**Input material**
-=-=-

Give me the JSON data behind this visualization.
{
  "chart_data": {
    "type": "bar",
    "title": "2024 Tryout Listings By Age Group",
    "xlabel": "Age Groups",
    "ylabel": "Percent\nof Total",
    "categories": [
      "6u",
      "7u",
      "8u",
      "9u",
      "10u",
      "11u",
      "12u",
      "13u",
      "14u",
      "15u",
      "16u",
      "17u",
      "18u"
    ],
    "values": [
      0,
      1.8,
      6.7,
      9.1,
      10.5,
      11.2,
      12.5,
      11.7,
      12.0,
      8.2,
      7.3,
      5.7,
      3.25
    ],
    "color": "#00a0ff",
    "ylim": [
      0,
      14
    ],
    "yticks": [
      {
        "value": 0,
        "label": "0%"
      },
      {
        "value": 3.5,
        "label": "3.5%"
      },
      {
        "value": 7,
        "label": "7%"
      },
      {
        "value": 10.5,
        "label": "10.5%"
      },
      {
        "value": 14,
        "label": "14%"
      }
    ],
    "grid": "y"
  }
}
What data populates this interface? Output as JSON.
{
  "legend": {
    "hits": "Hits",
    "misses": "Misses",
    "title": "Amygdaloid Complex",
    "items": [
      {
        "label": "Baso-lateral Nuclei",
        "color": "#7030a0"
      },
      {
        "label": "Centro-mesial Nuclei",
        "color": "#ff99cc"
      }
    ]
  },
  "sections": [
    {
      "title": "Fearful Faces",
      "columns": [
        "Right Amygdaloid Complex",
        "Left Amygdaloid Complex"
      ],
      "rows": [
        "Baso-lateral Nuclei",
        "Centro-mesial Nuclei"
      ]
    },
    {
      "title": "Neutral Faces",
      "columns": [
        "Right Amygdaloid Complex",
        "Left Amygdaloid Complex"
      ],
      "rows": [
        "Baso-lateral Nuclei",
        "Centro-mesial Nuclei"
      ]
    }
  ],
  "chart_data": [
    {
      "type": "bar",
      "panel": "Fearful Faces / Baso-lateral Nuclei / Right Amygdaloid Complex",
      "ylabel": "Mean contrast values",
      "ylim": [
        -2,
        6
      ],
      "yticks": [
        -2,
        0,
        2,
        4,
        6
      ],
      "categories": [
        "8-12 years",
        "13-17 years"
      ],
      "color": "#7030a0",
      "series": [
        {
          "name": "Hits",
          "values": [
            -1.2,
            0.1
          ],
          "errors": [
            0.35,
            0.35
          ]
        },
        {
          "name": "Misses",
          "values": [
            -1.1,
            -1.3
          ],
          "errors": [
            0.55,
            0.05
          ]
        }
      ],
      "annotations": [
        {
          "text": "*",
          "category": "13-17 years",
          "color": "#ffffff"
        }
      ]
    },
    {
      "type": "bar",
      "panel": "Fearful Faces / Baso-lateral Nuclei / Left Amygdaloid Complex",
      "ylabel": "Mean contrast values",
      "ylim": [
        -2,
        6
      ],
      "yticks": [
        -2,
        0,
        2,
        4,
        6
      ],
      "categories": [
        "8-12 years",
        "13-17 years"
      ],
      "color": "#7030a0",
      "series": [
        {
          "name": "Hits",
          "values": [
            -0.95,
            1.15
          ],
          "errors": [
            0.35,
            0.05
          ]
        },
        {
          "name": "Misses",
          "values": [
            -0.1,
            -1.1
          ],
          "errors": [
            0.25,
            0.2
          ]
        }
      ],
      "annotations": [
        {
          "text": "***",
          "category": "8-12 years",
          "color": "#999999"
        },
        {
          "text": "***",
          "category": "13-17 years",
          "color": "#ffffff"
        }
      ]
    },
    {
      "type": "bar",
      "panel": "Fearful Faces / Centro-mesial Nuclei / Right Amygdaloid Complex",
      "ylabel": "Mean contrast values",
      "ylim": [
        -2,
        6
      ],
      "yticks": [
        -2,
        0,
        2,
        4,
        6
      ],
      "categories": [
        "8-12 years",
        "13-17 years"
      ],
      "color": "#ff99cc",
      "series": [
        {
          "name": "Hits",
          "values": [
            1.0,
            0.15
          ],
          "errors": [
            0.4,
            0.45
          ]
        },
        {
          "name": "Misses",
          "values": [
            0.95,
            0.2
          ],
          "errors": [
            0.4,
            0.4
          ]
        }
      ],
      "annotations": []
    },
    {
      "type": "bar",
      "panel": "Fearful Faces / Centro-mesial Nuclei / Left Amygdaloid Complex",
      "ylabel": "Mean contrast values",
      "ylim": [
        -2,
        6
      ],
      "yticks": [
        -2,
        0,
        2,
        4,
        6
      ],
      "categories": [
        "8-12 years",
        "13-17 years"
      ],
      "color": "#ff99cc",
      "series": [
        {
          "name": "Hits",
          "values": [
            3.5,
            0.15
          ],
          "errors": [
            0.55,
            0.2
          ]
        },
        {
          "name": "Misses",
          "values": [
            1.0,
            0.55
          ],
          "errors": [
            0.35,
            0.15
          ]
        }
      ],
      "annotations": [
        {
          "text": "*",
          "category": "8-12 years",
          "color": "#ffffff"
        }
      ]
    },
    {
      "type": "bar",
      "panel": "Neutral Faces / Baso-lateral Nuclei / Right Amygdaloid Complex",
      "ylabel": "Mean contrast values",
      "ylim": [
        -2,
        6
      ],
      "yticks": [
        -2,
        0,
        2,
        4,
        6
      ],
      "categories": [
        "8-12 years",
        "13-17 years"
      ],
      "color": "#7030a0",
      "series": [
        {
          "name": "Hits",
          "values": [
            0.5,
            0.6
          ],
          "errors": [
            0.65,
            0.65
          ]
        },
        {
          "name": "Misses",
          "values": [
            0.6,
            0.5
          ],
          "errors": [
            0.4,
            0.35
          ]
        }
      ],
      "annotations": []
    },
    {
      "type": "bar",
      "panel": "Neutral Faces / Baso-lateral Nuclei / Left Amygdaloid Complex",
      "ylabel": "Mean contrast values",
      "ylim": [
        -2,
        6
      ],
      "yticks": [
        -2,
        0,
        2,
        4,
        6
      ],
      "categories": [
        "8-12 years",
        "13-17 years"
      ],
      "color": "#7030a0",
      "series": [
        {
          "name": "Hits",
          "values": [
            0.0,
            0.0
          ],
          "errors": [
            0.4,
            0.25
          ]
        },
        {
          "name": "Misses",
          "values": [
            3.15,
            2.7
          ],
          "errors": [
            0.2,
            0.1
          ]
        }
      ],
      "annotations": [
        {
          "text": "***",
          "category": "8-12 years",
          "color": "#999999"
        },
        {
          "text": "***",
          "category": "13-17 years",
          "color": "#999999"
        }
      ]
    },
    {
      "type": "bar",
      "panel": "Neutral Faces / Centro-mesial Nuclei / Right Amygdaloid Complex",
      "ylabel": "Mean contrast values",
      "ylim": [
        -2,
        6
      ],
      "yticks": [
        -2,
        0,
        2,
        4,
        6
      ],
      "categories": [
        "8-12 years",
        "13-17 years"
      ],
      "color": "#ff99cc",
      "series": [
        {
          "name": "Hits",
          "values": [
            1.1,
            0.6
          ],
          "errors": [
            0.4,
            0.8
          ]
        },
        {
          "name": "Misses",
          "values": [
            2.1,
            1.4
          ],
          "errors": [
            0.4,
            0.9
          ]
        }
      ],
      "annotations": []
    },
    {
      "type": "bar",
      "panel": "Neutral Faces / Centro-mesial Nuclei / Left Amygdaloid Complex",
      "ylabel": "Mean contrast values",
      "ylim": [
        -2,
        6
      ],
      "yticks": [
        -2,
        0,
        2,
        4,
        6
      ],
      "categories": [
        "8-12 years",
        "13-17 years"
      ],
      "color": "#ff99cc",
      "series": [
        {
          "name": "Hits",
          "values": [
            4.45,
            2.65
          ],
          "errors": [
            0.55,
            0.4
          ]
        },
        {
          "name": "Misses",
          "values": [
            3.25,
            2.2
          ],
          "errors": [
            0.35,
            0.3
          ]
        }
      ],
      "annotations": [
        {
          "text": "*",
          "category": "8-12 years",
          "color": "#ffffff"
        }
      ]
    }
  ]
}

-=-=-

Tally the lines in the entries above that hold the word "title". Reply with nothing but that count.

**Exercise solution**
4